Scan the following material for the string "JSON" and copy each line in which it appears.

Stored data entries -
______________________________

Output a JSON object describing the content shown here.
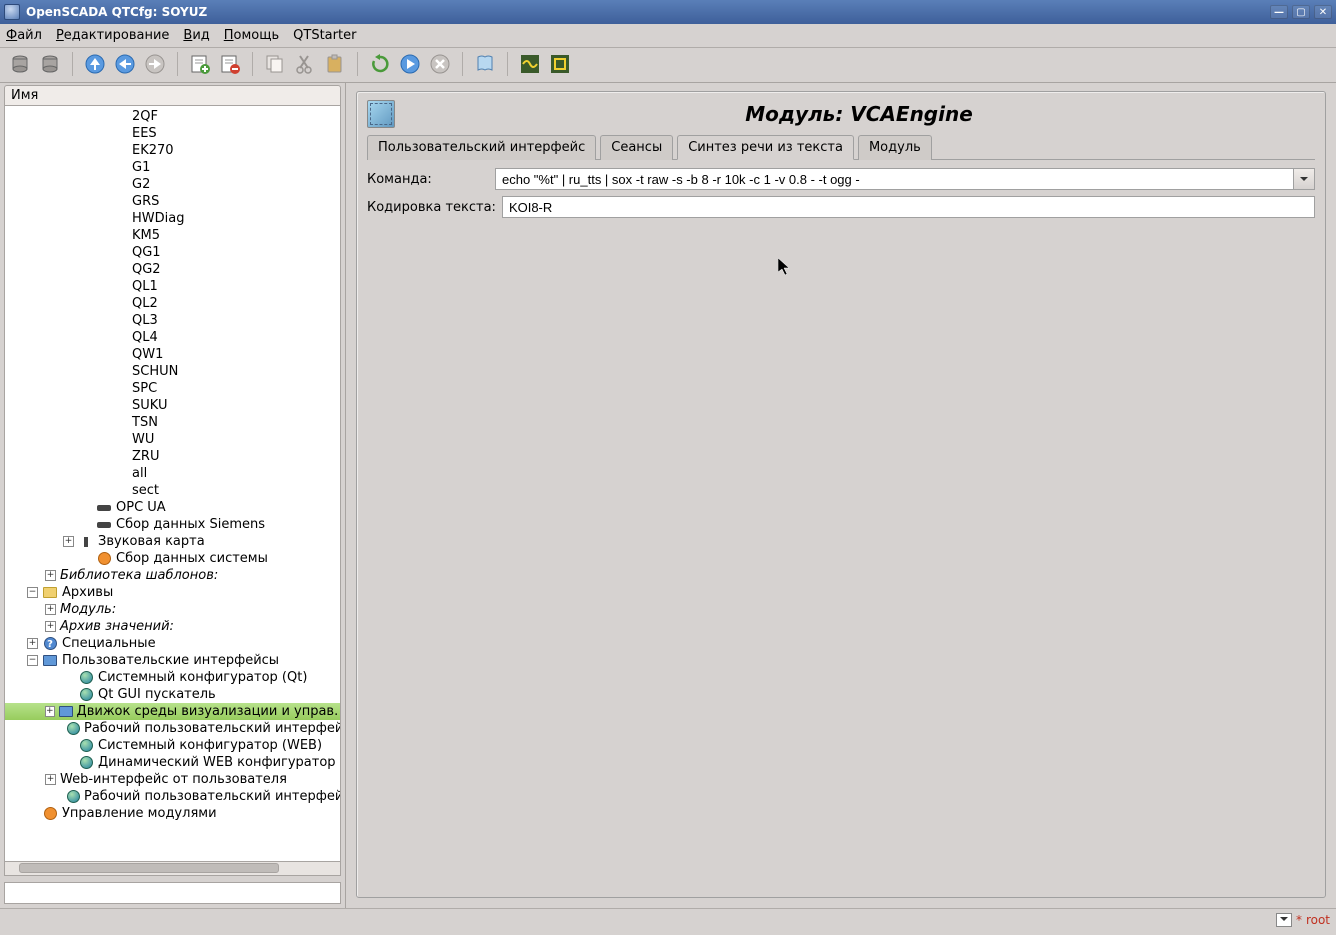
{
  "window": {
    "title": "OpenSCADA QTCfg: SOYUZ"
  },
  "menu": {
    "file": "Файл",
    "edit": "Редактирование",
    "view": "Вид",
    "help": "Помощь",
    "qtstarter": "QTStarter"
  },
  "tree": {
    "header": "Имя",
    "plain_items": [
      "2QF",
      "EES",
      "EK270",
      "G1",
      "G2",
      "GRS",
      "HWDiag",
      "KM5",
      "QG1",
      "QG2",
      "QL1",
      "QL2",
      "QL3",
      "QL4",
      "QW1",
      "SCHUN",
      "SPC",
      "SUKU",
      "TSN",
      "WU",
      "ZRU",
      "all",
      "sect"
    ],
    "opcua": "OPC UA",
    "siemens": "Сбор данных Siemens",
    "sound": "Звуковая карта",
    "sysdata": "Сбор данных системы",
    "tpl_lib": "Библиотека шаблонов:",
    "archives": "Архивы",
    "arch_module": "Модуль:",
    "arch_values": "Архив значений:",
    "special": "Специальные",
    "ui": "Пользовательские интерфейсы",
    "ui_qtcfg": "Системный конфигуратор (Qt)",
    "ui_qtstarter": "Qt GUI пускатель",
    "ui_vcaengine": "Движок среды визуализации и управ.",
    "ui_webui": "Рабочий пользовательский интерфей",
    "ui_webcfg": "Системный конфигуратор (WEB)",
    "ui_webdyn": "Динамический WEB конфигуратор",
    "ui_webuser": "Web-интерфейс от пользователя",
    "ui_webvision": "Рабочий пользовательский интерфей",
    "modsched": "Управление модулями"
  },
  "panel": {
    "title": "Модуль: VCAEngine",
    "tabs": {
      "ui": "Пользовательский интерфейс",
      "sessions": "Сеансы",
      "tts": "Синтез речи из текста",
      "module": "Модуль"
    },
    "form": {
      "command_label": "Команда:",
      "command_value": "echo \"%t\" | ru_tts | sox -t raw -s -b 8 -r 10k -c 1 -v 0.8 - -t ogg -",
      "encoding_label": "Кодировка текста:",
      "encoding_value": "KOI8-R"
    }
  },
  "status": {
    "marker": "*",
    "user": "root"
  },
  "filter": {
    "placeholder": ""
  }
}
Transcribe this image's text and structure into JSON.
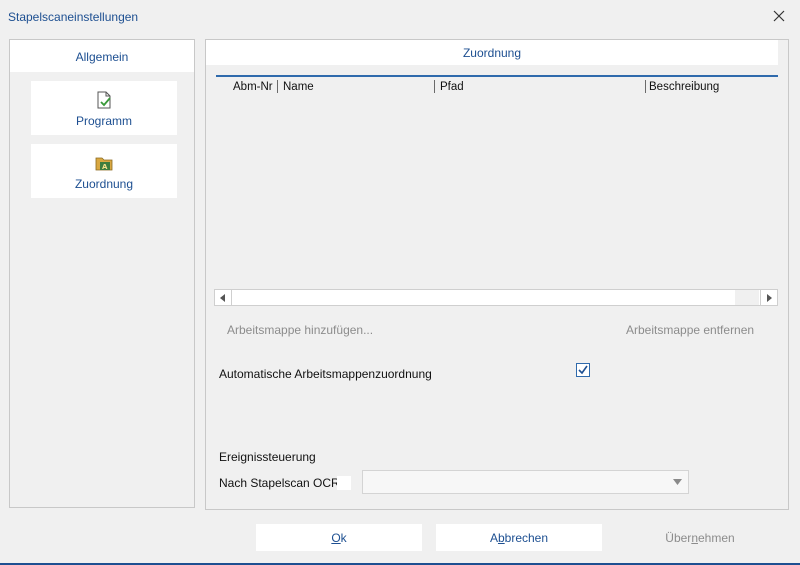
{
  "window": {
    "title": "Stapelscaneinstellungen",
    "close_icon": "close-icon"
  },
  "left_nav": {
    "tab_label": "Allgemein",
    "items": [
      {
        "label": "Programm",
        "icon": "document-check-icon"
      },
      {
        "label": "Zuordnung",
        "icon": "folder-a-icon"
      }
    ]
  },
  "right_panel": {
    "tab_label": "Zuordnung",
    "grid": {
      "columns": [
        "Abm-Nr",
        "Name",
        "Pfad",
        "Beschreibung"
      ],
      "rows": []
    },
    "add_workbook_label": "Arbeitsmappe hinzufügen...",
    "remove_workbook_label": "Arbeitsmappe entfernen",
    "auto_assign_label": "Automatische Arbeitsmappenzuordnung",
    "auto_assign_checked": true,
    "event_section_label": "Ereignissteuerung",
    "after_ocr_label": "Nach Stapelscan OCR",
    "after_ocr_checked": false,
    "after_ocr_select_value": ""
  },
  "buttons": {
    "ok_pre": "",
    "ok_u": "O",
    "ok_post": "k",
    "cancel_pre": "A",
    "cancel_u": "b",
    "cancel_post": "brechen",
    "apply_pre": "Über",
    "apply_u": "n",
    "apply_post": "ehmen"
  },
  "colors": {
    "accent": "#1d4f91",
    "grid_border": "#2f6aac",
    "disabled_text": "#8c8c8c"
  }
}
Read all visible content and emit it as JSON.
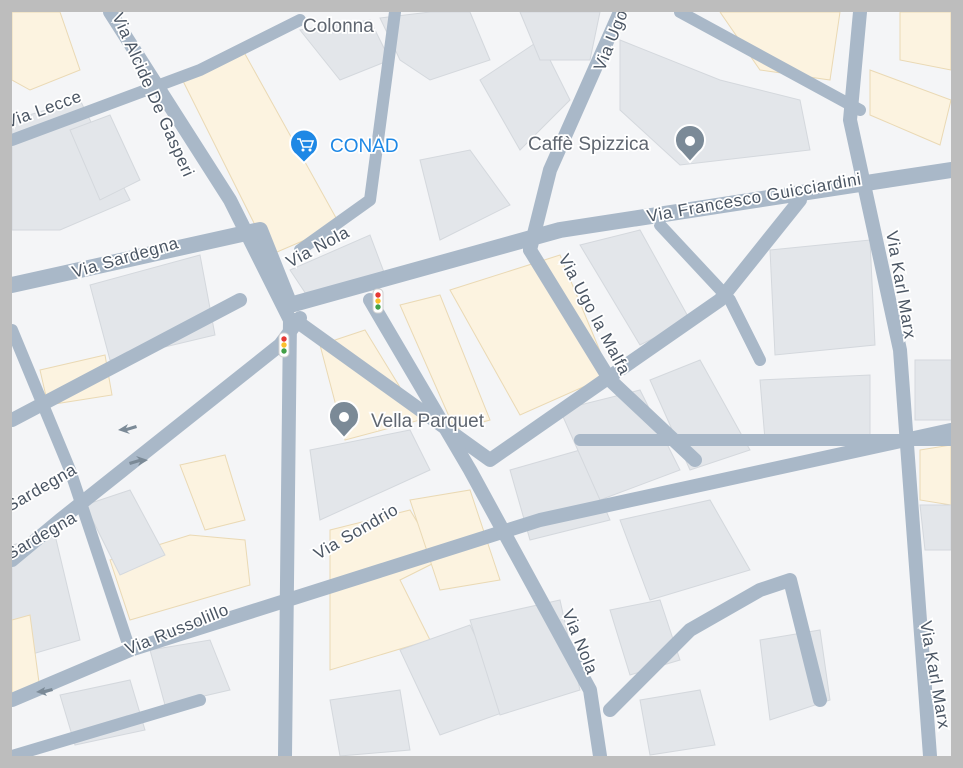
{
  "map": {
    "colors": {
      "background": "#f4f5f7",
      "road": "#a9b8c8",
      "building": "#e3e6ea",
      "building_highlight": "#fcf3e0",
      "shop_accent": "#1e88e5",
      "pin": "#7b8a97",
      "frame": "#bdbdbd"
    },
    "places": {
      "colonna": "Colonna",
      "conad": "CONAD",
      "caffe": "Caffè Spizzica",
      "vella": "Vella Parquet"
    },
    "streets": {
      "alcide": "Via Alcide De Gasperi",
      "lecce": "Via Lecce",
      "sardegna_1": "Via Sardegna",
      "nola_1": "Via Nola",
      "ugo_1": "Via Ugo",
      "guicciardini": "Via Francesco Guicciardini",
      "ugo_la_malfa": "Via Ugo la Malfa",
      "karl_marx_1": "Via Karl Marx",
      "sardegna_2": "Sardegna",
      "sardegna_3": "Sardegna",
      "sondrio": "Via Sondrio",
      "russolillo": "Via Russolillo",
      "nola_2": "Via Nola",
      "karl_marx_2": "Via Karl Marx"
    },
    "icons": {
      "shop": "shopping-cart-icon",
      "place": "place-pin-icon",
      "traffic_light": "traffic-light-icon",
      "one_way": "one-way-arrow-icon"
    }
  }
}
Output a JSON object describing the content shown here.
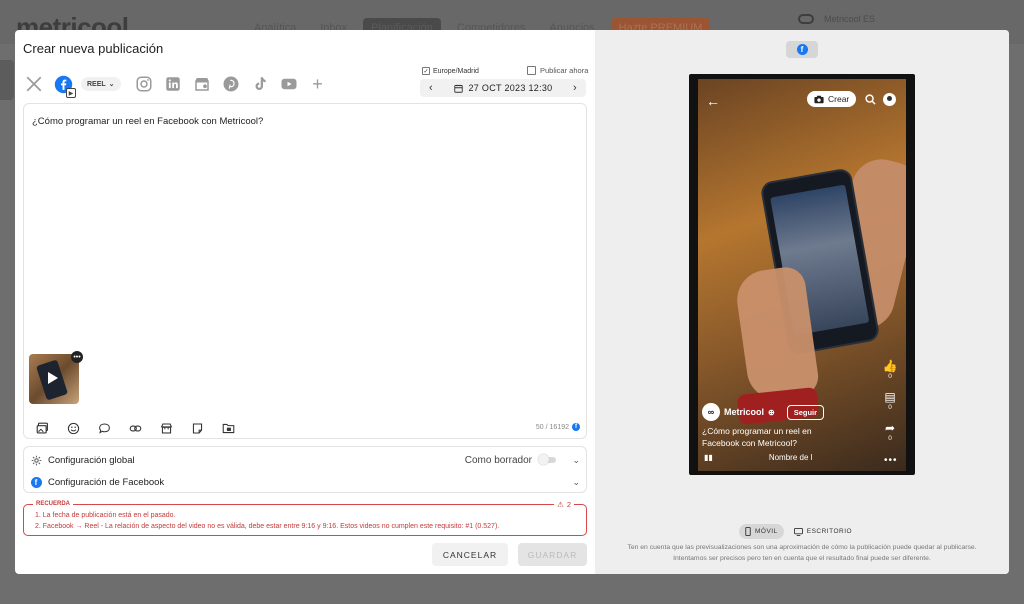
{
  "background": {
    "logo": "metricool",
    "nav": [
      "Analítica",
      "Inbox",
      "Planificación",
      "Competidores",
      "Anuncios"
    ],
    "nav_active": "Planificación",
    "premium": "Hazte PREMIUM",
    "account": "Metricool ES"
  },
  "modal": {
    "title": "Crear nueva publicación",
    "networks": [
      "twitter-x",
      "facebook",
      "instagram",
      "linkedin",
      "google-business",
      "pinterest",
      "tiktok",
      "youtube"
    ],
    "reel_select": "REEL",
    "timezone": "Europe/Madrid",
    "publish_now": "Publicar ahora",
    "date": "27 OCT 2023 12:30",
    "editor_text": "¿Cómo programar un reel en Facebook con Metricool?",
    "counter": "50 / 16192",
    "config_global": "Configuración global",
    "draft_label": "Como borrador",
    "config_facebook": "Configuración de Facebook",
    "warning_title": "RECUERDA",
    "warning_count": "2",
    "warnings": [
      "1. La fecha de publicación está en el pasado.",
      "2. Facebook → Reel - La relación de aspecto del video no es válida, debe estar entre 9:16 y 9:16. Estos videos no cumplen este requisito: #1 (0.527)."
    ],
    "cancel_label": "CANCELAR",
    "save_label": "GUARDAR"
  },
  "preview": {
    "crear_label": "Crear",
    "likes": "0",
    "comments": "0",
    "shares": "0",
    "profile_name": "Metricool",
    "follow_label": "Seguir",
    "caption": "¿Cómo programar un reel en Facebook con Metricool?",
    "audio_label": "Nombre de l",
    "mobile_label": "MÓVIL",
    "desktop_label": "ESCRITORIO",
    "note_line1": "Ten en cuenta que las previsualizaciones son una aproximación de cómo la publicación puede quedar al publicarse.",
    "note_line2": "Intentamos ser precisos pero ten en cuenta que el resultado final puede ser diferente."
  },
  "colors": {
    "facebook": "#1877f2",
    "warning": "#c43a3a"
  }
}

______________________________

Answer to the problem -
Output a JSON object describing the content shown here.
Transcribe this image's text and structure into JSON.
Read all visible content and emit it as JSON.
Output a JSON object describing the content shown here.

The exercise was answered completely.